-- Entries provided start --

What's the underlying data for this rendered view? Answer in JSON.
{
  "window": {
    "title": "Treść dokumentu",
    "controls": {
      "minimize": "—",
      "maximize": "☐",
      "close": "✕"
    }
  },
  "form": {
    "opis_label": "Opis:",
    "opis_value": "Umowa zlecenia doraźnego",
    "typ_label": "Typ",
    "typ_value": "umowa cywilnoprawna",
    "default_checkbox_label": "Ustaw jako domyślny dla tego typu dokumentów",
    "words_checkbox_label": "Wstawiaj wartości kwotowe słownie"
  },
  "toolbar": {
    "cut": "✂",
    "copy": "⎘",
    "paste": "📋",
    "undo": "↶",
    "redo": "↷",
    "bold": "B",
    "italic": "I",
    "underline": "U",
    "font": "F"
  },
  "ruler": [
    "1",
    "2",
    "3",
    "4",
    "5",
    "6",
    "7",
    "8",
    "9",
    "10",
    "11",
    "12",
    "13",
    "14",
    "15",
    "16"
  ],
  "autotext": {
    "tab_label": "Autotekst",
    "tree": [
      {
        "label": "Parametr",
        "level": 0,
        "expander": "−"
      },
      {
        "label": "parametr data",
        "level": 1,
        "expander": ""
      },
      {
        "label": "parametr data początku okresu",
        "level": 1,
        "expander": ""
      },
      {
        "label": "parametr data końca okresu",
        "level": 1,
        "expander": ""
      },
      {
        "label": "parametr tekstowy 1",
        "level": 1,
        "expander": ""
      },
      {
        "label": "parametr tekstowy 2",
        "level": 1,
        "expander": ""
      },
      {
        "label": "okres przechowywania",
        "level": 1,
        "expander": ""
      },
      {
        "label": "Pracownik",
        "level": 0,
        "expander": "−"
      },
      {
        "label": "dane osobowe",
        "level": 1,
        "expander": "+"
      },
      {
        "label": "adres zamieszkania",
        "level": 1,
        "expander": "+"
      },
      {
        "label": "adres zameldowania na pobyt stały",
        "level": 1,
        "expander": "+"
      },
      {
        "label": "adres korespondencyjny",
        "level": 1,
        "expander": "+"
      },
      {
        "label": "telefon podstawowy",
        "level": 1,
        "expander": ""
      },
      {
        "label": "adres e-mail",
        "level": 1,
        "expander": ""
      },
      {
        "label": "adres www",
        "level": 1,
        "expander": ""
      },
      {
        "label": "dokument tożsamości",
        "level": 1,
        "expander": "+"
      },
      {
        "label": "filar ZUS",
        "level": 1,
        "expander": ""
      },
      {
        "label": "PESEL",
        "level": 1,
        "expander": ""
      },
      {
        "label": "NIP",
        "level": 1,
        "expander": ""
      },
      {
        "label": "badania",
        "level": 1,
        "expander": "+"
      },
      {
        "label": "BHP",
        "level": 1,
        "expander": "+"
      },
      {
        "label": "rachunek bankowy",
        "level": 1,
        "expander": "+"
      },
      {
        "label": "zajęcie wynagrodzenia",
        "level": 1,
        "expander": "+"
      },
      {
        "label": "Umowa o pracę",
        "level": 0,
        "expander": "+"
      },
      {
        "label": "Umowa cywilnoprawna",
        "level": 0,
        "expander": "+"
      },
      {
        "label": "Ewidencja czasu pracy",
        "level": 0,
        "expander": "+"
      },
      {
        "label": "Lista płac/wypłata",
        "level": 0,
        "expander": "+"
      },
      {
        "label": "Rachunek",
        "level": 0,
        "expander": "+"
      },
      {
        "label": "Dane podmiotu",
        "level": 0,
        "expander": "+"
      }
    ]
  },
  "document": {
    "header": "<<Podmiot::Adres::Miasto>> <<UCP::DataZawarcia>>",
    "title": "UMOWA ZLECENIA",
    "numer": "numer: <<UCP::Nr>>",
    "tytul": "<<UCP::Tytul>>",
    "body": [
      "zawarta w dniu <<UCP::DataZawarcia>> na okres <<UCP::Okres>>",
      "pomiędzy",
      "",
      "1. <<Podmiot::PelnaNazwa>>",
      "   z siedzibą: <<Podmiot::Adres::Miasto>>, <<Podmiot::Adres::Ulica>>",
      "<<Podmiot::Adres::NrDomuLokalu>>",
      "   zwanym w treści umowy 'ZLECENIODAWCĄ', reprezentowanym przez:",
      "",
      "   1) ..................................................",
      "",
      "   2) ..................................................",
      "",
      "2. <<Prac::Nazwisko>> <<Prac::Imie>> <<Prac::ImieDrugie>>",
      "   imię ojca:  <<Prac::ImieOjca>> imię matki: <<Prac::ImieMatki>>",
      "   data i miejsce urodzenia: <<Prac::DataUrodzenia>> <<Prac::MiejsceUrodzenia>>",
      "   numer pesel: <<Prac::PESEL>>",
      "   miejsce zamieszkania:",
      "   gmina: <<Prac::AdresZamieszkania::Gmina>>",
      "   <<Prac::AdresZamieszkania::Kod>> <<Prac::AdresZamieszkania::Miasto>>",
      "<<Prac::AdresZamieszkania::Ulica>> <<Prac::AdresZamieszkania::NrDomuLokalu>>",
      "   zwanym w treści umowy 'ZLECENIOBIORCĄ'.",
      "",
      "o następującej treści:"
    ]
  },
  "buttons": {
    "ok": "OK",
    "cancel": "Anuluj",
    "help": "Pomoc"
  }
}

-- Entries provided end --

### Problem description:
Look for the word "tekstowy" and return every line where it occurs.

### Result of the task:
        "label": "parametr tekstowy 1",
        "label": "parametr tekstowy 2",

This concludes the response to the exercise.